→ What you should do: Copy out every line that contains the word "state".

→ Extracted data:
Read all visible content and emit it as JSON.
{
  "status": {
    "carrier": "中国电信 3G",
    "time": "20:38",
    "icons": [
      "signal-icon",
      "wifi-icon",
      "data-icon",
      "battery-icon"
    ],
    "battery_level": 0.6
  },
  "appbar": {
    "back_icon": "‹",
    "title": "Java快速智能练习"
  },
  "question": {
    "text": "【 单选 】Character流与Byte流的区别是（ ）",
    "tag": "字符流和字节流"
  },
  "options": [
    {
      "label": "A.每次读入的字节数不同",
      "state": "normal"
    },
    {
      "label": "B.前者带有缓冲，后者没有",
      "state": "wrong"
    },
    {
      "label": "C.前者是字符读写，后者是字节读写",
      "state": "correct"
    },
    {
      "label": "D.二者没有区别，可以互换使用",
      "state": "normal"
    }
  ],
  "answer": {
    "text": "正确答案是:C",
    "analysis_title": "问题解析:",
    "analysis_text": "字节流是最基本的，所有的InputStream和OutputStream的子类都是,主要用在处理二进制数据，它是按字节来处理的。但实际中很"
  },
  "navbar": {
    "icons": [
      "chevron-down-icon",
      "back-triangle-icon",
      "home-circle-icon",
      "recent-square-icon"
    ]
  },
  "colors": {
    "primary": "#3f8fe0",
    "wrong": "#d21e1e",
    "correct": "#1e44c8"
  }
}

→ Response to this exercise:
      "state": "normal"
      "state": "wrong"
      "state": "correct"
      "state": "normal"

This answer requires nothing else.